# Short task:
Repeat the material exactly, leaving nothing out.

# Data listing:
● ● ● ● ●
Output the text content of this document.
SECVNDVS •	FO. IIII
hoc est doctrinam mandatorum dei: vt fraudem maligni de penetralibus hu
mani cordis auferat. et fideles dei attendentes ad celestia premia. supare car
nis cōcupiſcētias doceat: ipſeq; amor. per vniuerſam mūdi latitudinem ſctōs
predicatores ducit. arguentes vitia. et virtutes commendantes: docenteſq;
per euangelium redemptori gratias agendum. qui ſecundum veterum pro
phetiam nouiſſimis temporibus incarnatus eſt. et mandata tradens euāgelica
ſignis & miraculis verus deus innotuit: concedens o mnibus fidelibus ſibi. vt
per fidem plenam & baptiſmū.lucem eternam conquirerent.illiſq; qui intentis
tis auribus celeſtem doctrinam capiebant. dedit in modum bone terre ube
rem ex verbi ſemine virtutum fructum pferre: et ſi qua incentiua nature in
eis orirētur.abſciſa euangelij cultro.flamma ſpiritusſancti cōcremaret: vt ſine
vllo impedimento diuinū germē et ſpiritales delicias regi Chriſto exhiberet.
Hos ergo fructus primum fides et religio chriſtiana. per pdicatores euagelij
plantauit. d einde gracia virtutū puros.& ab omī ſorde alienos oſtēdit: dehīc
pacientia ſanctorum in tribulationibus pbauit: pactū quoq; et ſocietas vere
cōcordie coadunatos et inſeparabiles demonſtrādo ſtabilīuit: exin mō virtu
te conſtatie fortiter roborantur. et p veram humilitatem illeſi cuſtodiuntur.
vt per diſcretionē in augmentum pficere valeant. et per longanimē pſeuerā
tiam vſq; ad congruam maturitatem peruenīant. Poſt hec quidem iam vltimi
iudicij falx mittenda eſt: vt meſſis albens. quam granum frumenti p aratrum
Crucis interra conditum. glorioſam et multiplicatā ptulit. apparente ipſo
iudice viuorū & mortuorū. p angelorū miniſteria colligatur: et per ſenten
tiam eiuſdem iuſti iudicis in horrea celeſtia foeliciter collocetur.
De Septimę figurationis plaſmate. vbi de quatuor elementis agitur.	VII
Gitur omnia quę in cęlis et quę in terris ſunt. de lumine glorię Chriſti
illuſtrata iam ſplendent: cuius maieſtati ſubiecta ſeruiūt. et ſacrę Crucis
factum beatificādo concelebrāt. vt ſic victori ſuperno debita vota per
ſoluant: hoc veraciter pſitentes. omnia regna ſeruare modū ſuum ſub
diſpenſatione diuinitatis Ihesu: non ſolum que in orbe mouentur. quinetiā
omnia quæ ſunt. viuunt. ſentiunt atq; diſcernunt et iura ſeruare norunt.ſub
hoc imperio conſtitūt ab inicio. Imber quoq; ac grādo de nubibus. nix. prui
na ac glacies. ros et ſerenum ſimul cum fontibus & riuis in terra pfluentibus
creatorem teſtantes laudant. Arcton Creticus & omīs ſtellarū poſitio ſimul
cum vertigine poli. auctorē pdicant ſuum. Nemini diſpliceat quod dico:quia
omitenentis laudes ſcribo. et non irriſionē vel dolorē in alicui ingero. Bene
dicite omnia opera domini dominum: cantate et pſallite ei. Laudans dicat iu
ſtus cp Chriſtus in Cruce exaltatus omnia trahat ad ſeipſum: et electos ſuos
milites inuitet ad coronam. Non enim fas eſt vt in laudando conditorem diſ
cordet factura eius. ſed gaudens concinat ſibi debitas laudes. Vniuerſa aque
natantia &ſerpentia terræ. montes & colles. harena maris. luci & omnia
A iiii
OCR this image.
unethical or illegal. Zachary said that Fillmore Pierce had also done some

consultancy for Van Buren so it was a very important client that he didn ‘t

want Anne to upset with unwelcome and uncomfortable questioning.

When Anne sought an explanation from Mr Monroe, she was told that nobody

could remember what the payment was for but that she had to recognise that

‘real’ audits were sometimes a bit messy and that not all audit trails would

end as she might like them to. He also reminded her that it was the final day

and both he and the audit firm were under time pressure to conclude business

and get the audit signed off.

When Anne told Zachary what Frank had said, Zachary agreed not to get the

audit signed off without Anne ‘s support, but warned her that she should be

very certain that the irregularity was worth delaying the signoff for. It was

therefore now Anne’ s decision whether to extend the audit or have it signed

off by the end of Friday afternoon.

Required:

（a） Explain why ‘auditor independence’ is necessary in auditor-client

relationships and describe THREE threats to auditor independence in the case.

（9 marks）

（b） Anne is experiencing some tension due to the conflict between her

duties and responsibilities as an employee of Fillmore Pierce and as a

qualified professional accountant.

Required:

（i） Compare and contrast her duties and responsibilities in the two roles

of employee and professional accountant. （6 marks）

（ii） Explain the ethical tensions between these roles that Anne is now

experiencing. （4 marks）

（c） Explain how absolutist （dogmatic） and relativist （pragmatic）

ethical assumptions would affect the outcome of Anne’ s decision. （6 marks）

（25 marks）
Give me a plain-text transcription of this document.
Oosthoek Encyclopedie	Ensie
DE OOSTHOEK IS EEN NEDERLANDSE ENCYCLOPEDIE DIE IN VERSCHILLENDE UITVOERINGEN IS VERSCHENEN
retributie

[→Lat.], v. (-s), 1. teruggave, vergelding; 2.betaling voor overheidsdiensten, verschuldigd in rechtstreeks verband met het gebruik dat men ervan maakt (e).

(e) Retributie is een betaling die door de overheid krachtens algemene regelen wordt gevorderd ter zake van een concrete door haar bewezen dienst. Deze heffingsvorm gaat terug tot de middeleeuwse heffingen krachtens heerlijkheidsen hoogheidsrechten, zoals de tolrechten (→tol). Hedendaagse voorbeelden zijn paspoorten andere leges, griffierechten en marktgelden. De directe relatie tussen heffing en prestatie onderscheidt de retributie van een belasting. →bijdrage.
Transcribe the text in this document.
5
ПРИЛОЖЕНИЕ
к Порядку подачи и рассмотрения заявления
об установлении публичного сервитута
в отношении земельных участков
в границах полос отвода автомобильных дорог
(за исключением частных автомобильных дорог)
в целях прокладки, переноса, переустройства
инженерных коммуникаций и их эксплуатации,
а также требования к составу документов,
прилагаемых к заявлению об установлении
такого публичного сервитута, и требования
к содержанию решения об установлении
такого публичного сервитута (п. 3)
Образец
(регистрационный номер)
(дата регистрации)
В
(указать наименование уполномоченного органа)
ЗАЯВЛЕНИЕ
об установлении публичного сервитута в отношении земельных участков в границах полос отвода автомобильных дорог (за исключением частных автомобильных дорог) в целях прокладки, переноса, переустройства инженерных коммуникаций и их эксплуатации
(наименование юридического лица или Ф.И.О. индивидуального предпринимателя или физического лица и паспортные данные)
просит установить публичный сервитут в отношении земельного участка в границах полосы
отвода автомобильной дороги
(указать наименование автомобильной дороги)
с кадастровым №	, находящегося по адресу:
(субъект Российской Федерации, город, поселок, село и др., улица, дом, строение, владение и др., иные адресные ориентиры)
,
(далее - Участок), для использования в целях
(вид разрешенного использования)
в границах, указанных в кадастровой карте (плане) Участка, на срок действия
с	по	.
● ● ● ● ●
# Task output:
Output the text content of this document.
SECVNDVS •	FO. IIII
hoc est doctrinam mandatorum dei: vt fraudem maligni de penetralibus hu
mani cordis auferat. et fideles dei attendentes ad celestia premia. supare car
nis cōcupiſcētias doceat: ipſeq; amor. per vniuerſam mūdi latitudinem ſctōs
predicatores ducit. arguentes vitia. et virtutes commendantes: docenteſq;
per euangelium redemptori gratias agendum. qui ſecundum veterum pro
phetiam nouiſſimis temporibus incarnatus eſt. et mandata tradens euāgelica
ſignis & miraculis verus deus innotuit: concedens o mnibus fidelibus ſibi. vt
per fidem plenam & baptiſmū.lucem eternam conquirerent.illiſq; qui intentis
tis auribus celeſtem doctrinam capiebant. dedit in modum bone terre ube
rem ex verbi ſemine virtutum fructum pferre: et ſi qua incentiua nature in
eis orirētur.abſciſa euangelij cultro.flamma ſpiritusſancti cōcremaret: vt ſine
vllo impedimento diuinū germē et ſpiritales delicias regi Chriſto exhiberet.
Hos ergo fructus primum fides et religio chriſtiana. per pdicatores euagelij
plantauit. d einde gracia virtutū puros.& ab omī ſorde alienos oſtēdit: dehīc
pacientia ſanctorum in tribulationibus pbauit: pactū quoq; et ſocietas vere
cōcordie coadunatos et inſeparabiles demonſtrādo ſtabilīuit: exin mō virtu
te conſtatie fortiter roborantur. et p veram humilitatem illeſi cuſtodiuntur.
vt per diſcretionē in augmentum pficere valeant. et per longanimē pſeuerā
tiam vſq; ad congruam maturitatem peruenīant. Poſt hec quidem iam vltimi
iudicij falx mittenda eſt: vt meſſis albens. quam granum frumenti p aratrum
Crucis interra conditum. glorioſam et multiplicatā ptulit. apparente ipſo
iudice viuorū & mortuorū. p angelorū miniſteria colligatur: et per ſenten
tiam eiuſdem iuſti iudicis in horrea celeſtia foeliciter collocetur.
De Septimę figurationis plaſmate. vbi de quatuor elementis agitur.	VII
Gitur omnia quę in cęlis et quę in terris ſunt. de lumine glorię Chriſti
illuſtrata iam ſplendent: cuius maieſtati ſubiecta ſeruiūt. et ſacrę Crucis
factum beatificādo concelebrāt. vt ſic victori ſuperno debita vota per
ſoluant: hoc veraciter pſitentes. omnia regna ſeruare modū ſuum ſub
diſpenſatione diuinitatis Ihesu: non ſolum que in orbe mouentur. quinetiā
omnia quæ ſunt. viuunt. ſentiunt atq; diſcernunt et iura ſeruare norunt.ſub
hoc imperio conſtitūt ab inicio. Imber quoq; ac grādo de nubibus. nix. prui
na ac glacies. ros et ſerenum ſimul cum fontibus & riuis in terra pfluentibus
creatorem teſtantes laudant. Arcton Creticus & omīs ſtellarū poſitio ſimul
cum vertigine poli. auctorē pdicant ſuum. Nemini diſpliceat quod dico:quia
omitenentis laudes ſcribo. et non irriſionē vel dolorē in alicui ingero. Bene
dicite omnia opera domini dominum: cantate et pſallite ei. Laudans dicat iu
ſtus cp Chriſtus in Cruce exaltatus omnia trahat ad ſeipſum: et electos ſuos
milites inuitet ad coronam. Non enim fas eſt vt in laudando conditorem diſ
cordet factura eius. ſed gaudens concinat ſibi debitas laudes. Vniuerſa aque
natantia &ſerpentia terræ. montes & colles. harena maris. luci & omnia
A iiii
OCR this image.
unethical or illegal. Zachary said that Fillmore Pierce had also done some

consultancy for Van Buren so it was a very important client that he didn ‘t

want Anne to upset with unwelcome and uncomfortable questioning.

When Anne sought an explanation from Mr Monroe, she was told that nobody

could remember what the payment was for but that she had to recognise that

‘real’ audits were sometimes a bit messy and that not all audit trails would

end as she might like them to. He also reminded her that it was the final day

and both he and the audit firm were under time pressure to conclude business

and get the audit signed off.

When Anne told Zachary what Frank had said, Zachary agreed not to get the

audit signed off without Anne ‘s support, but warned her that she should be

very certain that the irregularity was worth delaying the signoff for. It was

therefore now Anne’ s decision whether to extend the audit or have it signed

off by the end of Friday afternoon.

Required:

（a） Explain why ‘auditor independence’ is necessary in auditor-client

relationships and describe THREE threats to auditor independence in the case.

（9 marks）

（b） Anne is experiencing some tension due to the conflict between her

duties and responsibilities as an employee of Fillmore Pierce and as a

qualified professional accountant.

Required:

（i） Compare and contrast her duties and responsibilities in the two roles

of employee and professional accountant. （6 marks）

（ii） Explain the ethical tensions between these roles that Anne is now

experiencing. （4 marks）

（c） Explain how absolutist （dogmatic） and relativist （pragmatic）

ethical assumptions would affect the outcome of Anne’ s decision. （6 marks）

（25 marks）
Give me a plain-text transcription of this document.
Oosthoek Encyclopedie	Ensie
DE OOSTHOEK IS EEN NEDERLANDSE ENCYCLOPEDIE DIE IN VERSCHILLENDE UITVOERINGEN IS VERSCHENEN
retributie

[→Lat.], v. (-s), 1. teruggave, vergelding; 2.betaling voor overheidsdiensten, verschuldigd in rechtstreeks verband met het gebruik dat men ervan maakt (e).

(e) Retributie is een betaling die door de overheid krachtens algemene regelen wordt gevorderd ter zake van een concrete door haar bewezen dienst. Deze heffingsvorm gaat terug tot de middeleeuwse heffingen krachtens heerlijkheidsen hoogheidsrechten, zoals de tolrechten (→tol). Hedendaagse voorbeelden zijn paspoorten andere leges, griffierechten en marktgelden. De directe relatie tussen heffing en prestatie onderscheidt de retributie van een belasting. →bijdrage.
Transcribe the text in this document.
5
ПРИЛОЖЕНИЕ
к Порядку подачи и рассмотрения заявления
об установлении публичного сервитута
в отношении земельных участков
в границах полос отвода автомобильных дорог
(за исключением частных автомобильных дорог)
в целях прокладки, переноса, переустройства
инженерных коммуникаций и их эксплуатации,
а также требования к составу документов,
прилагаемых к заявлению об установлении
такого публичного сервитута, и требования
к содержанию решения об установлении
такого публичного сервитута (п. 3)
Образец
(регистрационный номер)
(дата регистрации)
В
(указать наименование уполномоченного органа)
ЗАЯВЛЕНИЕ
об установлении публичного сервитута в отношении земельных участков в границах полос отвода автомобильных дорог (за исключением частных автомобильных дорог) в целях прокладки, переноса, переустройства инженерных коммуникаций и их эксплуатации
(наименование юридического лица или Ф.И.О. индивидуального предпринимателя или физического лица и паспортные данные)
просит установить публичный сервитут в отношении земельного участка в границах полосы
отвода автомобильной дороги
(указать наименование автомобильной дороги)
с кадастровым №	, находящегося по адресу:
(субъект Российской Федерации, город, поселок, село и др., улица, дом, строение, владение и др., иные адресные ориентиры)
,
(далее - Участок), для использования в целях
(вид разрешенного использования)
в границах, указанных в кадастровой карте (плане) Участка, на срок действия
с	по	.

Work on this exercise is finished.